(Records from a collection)
# # #
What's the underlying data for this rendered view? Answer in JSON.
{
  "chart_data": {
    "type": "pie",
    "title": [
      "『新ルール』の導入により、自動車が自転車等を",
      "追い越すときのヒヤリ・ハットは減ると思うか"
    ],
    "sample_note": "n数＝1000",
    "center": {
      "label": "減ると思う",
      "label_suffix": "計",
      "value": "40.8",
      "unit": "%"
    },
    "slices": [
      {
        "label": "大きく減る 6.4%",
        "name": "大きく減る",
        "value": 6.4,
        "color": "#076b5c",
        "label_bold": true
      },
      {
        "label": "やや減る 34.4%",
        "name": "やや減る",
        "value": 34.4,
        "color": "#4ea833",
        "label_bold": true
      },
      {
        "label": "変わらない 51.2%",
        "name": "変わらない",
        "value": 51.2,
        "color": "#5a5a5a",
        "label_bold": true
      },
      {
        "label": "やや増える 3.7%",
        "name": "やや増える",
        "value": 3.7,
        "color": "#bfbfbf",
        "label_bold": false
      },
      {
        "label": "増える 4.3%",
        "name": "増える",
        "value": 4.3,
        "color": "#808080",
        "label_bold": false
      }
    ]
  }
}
# # #
● THE REQUEST
Show each line holding the word "name".

● WRITTEN ANSWER
        "name": "大きく減る",
        "name": "やや減る",
        "name": "変わらない",
        "name": "やや増える",
        "name": "増える",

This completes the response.